### Dataset items
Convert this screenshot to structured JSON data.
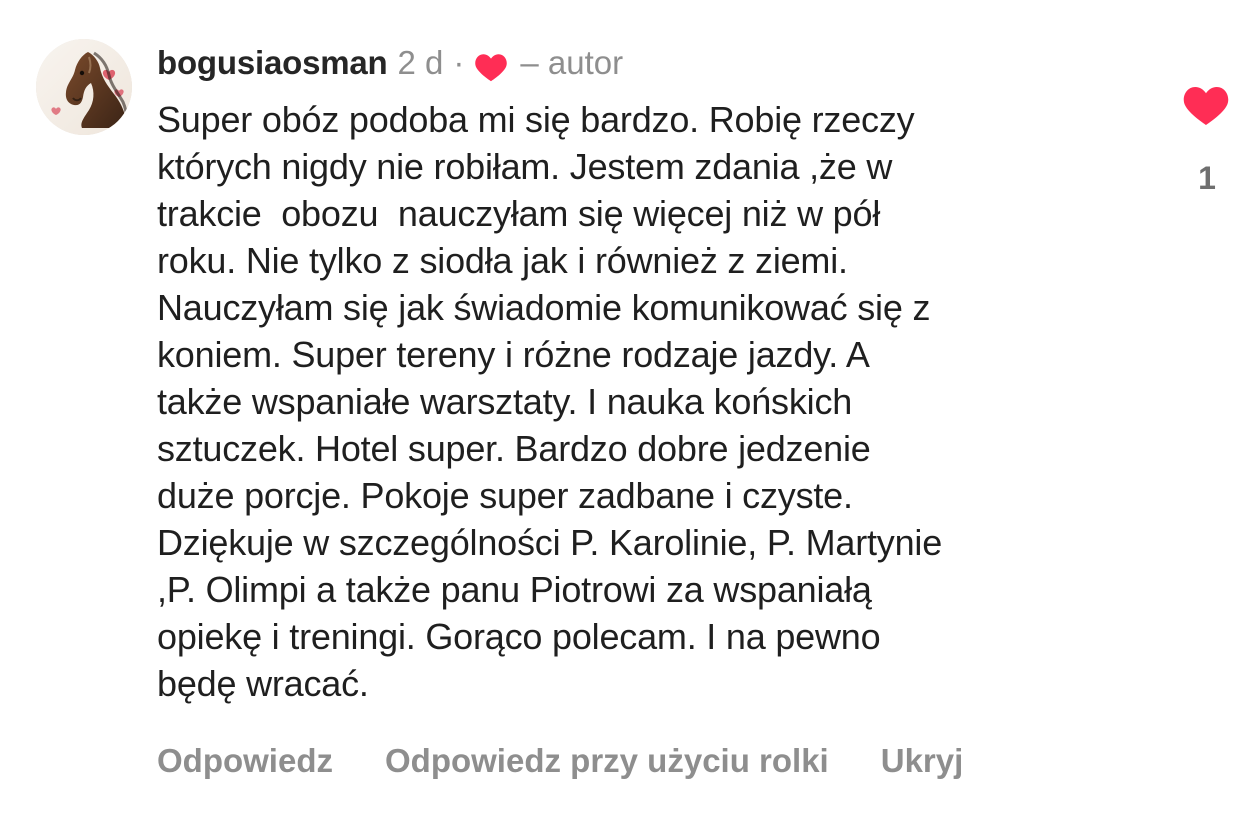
{
  "comment": {
    "username": "bogusiaosman",
    "time": "2 d",
    "separator": "·",
    "author_label": "– autor",
    "body_lines": [
      "Super obóz podoba mi się bardzo. Robię rzeczy",
      "których nigdy nie robiłam. Jestem zdania ,że w",
      "trakcie  obozu  nauczyłam się więcej niż w pół",
      "roku. Nie tylko z siodła jak i również z ziemi.",
      "Nauczyłam się jak świadomie komunikować się z",
      "koniem. Super tereny i różne rodzaje jazdy. A",
      "także wspaniałe warsztaty. I nauka końskich",
      "sztuczek. Hotel super. Bardzo dobre jedzenie",
      "duże porcje. Pokoje super zadbane i czyste.",
      "Dziękuje w szczególności P. Karolinie, P. Martynie",
      ",P. Olimpi a także panu Piotrowi za wspaniałą",
      "opiekę i treningi. Gorąco polecam. I na pewno",
      "będę wracać."
    ],
    "like_count": "1",
    "actions": {
      "reply": "Odpowiedz",
      "reply_reel": "Odpowiedz przy użyciu rolki",
      "hide": "Ukryj"
    }
  },
  "icons": {
    "avatar": "horse-avatar-icon",
    "author_heart": "heart-icon",
    "like_heart": "like-heart-icon"
  },
  "colors": {
    "heart_red": "#ff2d55",
    "meta_gray": "#8e8e8e",
    "text": "#1f1f1f"
  }
}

### Given task
Write out the material above once more, exactly as it reads, with no pictures.

### Result for this exercise
Convert this screenshot to structured JSON data.
{
  "comment": {
    "username": "bogusiaosman",
    "time": "2 d",
    "separator": "·",
    "author_label": "– autor",
    "body_lines": [
      "Super obóz podoba mi się bardzo. Robię rzeczy",
      "których nigdy nie robiłam. Jestem zdania ,że w",
      "trakcie  obozu  nauczyłam się więcej niż w pół",
      "roku. Nie tylko z siodła jak i również z ziemi.",
      "Nauczyłam się jak świadomie komunikować się z",
      "koniem. Super tereny i różne rodzaje jazdy. A",
      "także wspaniałe warsztaty. I nauka końskich",
      "sztuczek. Hotel super. Bardzo dobre jedzenie",
      "duże porcje. Pokoje super zadbane i czyste.",
      "Dziękuje w szczególności P. Karolinie, P. Martynie",
      ",P. Olimpi a także panu Piotrowi za wspaniałą",
      "opiekę i treningi. Gorąco polecam. I na pewno",
      "będę wracać."
    ],
    "like_count": "1",
    "actions": {
      "reply": "Odpowiedz",
      "reply_reel": "Odpowiedz przy użyciu rolki",
      "hide": "Ukryj"
    }
  },
  "icons": {
    "avatar": "horse-avatar-icon",
    "author_heart": "heart-icon",
    "like_heart": "like-heart-icon"
  },
  "colors": {
    "heart_red": "#ff2d55",
    "meta_gray": "#8e8e8e",
    "text": "#1f1f1f"
  }
}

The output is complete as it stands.